===== EXERCISE INPUT
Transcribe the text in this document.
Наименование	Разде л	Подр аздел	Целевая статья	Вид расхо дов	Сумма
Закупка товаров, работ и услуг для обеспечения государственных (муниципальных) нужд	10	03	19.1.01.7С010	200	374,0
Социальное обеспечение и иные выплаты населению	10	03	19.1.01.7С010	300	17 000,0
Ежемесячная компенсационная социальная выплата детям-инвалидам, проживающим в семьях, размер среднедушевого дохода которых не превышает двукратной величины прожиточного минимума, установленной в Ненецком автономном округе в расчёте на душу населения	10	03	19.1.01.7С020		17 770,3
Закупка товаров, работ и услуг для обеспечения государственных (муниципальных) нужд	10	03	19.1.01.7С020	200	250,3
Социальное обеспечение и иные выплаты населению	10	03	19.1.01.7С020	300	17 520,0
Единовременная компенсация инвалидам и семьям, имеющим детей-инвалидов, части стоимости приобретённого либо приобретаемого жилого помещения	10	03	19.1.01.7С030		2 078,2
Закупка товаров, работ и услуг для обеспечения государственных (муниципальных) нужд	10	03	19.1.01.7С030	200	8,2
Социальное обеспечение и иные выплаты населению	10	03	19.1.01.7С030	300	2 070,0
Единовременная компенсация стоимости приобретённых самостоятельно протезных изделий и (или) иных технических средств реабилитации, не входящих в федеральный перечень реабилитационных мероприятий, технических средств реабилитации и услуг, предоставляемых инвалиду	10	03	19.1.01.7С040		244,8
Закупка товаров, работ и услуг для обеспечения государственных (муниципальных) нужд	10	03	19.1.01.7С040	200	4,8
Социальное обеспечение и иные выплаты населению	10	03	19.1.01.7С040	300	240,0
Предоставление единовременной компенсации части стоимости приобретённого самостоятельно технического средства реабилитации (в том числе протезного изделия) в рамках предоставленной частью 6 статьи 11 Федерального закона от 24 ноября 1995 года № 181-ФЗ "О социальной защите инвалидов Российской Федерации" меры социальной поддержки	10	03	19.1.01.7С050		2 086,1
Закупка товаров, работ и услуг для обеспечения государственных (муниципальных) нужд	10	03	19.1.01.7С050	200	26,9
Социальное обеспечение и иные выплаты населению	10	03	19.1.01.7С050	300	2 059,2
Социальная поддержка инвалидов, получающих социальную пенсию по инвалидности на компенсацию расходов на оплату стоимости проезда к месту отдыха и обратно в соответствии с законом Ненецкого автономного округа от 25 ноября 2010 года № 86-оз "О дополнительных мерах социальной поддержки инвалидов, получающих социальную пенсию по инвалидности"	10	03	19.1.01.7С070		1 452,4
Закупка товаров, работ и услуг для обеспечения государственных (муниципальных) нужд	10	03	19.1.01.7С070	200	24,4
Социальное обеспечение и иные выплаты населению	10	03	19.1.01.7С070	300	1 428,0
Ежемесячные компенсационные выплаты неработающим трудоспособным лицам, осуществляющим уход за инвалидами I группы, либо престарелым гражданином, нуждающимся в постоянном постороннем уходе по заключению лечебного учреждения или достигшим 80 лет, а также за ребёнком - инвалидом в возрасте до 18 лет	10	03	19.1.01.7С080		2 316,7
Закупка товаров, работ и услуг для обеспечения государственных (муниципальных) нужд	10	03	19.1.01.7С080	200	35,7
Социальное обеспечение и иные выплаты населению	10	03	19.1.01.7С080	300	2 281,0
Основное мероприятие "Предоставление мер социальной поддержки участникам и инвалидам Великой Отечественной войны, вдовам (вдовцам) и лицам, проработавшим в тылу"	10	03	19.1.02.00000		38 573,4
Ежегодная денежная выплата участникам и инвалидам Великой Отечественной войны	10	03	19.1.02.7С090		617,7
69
==========
# EXERCISE
Please output the complete data exactly.

# RESULT FOR THIS TASK
Transcribe the text in this document.
Наименование	Разде л	Подр аздел	Целевая статья	Вид расхо дов	Сумма
Закупка товаров, работ и услуг для обеспечения государственных (муниципальных) нужд	10	03	19.1.01.7С010	200	374,0
Социальное обеспечение и иные выплаты населению	10	03	19.1.01.7С010	300	17 000,0
Ежемесячная компенсационная социальная выплата детям-инвалидам, проживающим в семьях, размер среднедушевого дохода которых не превышает двукратной величины прожиточного минимума, установленной в Ненецком автономном округе в расчёте на душу населения	10	03	19.1.01.7С020		17 770,3
Закупка товаров, работ и услуг для обеспечения государственных (муниципальных) нужд	10	03	19.1.01.7С020	200	250,3
Социальное обеспечение и иные выплаты населению	10	03	19.1.01.7С020	300	17 520,0
Единовременная компенсация инвалидам и семьям, имеющим детей-инвалидов, части стоимости приобретённого либо приобретаемого жилого помещения	10	03	19.1.01.7С030		2 078,2
Закупка товаров, работ и услуг для обеспечения государственных (муниципальных) нужд	10	03	19.1.01.7С030	200	8,2
Социальное обеспечение и иные выплаты населению	10	03	19.1.01.7С030	300	2 070,0
Единовременная компенсация стоимости приобретённых самостоятельно протезных изделий и (или) иных технических средств реабилитации, не входящих в федеральный перечень реабилитационных мероприятий, технических средств реабилитации и услуг, предоставляемых инвалиду	10	03	19.1.01.7С040		244,8
Закупка товаров, работ и услуг для обеспечения государственных (муниципальных) нужд	10	03	19.1.01.7С040	200	4,8
Социальное обеспечение и иные выплаты населению	10	03	19.1.01.7С040	300	240,0
Предоставление единовременной компенсации части стоимости приобретённого самостоятельно технического средства реабилитации (в том числе протезного изделия) в рамках предоставленной частью 6 статьи 11 Федерального закона от 24 ноября 1995 года № 181-ФЗ "О социальной защите инвалидов Российской Федерации" меры социальной поддержки	10	03	19.1.01.7С050		2 086,1
Закупка товаров, работ и услуг для обеспечения государственных (муниципальных) нужд	10	03	19.1.01.7С050	200	26,9
Социальное обеспечение и иные выплаты населению	10	03	19.1.01.7С050	300	2 059,2
Социальная поддержка инвалидов, получающих социальную пенсию по инвалидности на компенсацию расходов на оплату стоимости проезда к месту отдыха и обратно в соответствии с законом Ненецкого автономного округа от 25 ноября 2010 года № 86-оз "О дополнительных мерах социальной поддержки инвалидов, получающих социальную пенсию по инвалидности"	10	03	19.1.01.7С070		1 452,4
Закупка товаров, работ и услуг для обеспечения государственных (муниципальных) нужд	10	03	19.1.01.7С070	200	24,4
Социальное обеспечение и иные выплаты населению	10	03	19.1.01.7С070	300	1 428,0
Ежемесячные компенсационные выплаты неработающим трудоспособным лицам, осуществляющим уход за инвалидами I группы, либо престарелым гражданином, нуждающимся в постоянном постороннем уходе по заключению лечебного учреждения или достигшим 80 лет, а также за ребёнком - инвалидом в возрасте до 18 лет	10	03	19.1.01.7С080		2 316,7
Закупка товаров, работ и услуг для обеспечения государственных (муниципальных) нужд	10	03	19.1.01.7С080	200	35,7
Социальное обеспечение и иные выплаты населению	10	03	19.1.01.7С080	300	2 281,0
Основное мероприятие "Предоставление мер социальной поддержки участникам и инвалидам Великой Отечественной войны, вдовам (вдовцам) и лицам, проработавшим в тылу"	10	03	19.1.02.00000		38 573,4
Ежегодная денежная выплата участникам и инвалидам Великой Отечественной войны	10	03	19.1.02.7С090		617,7
69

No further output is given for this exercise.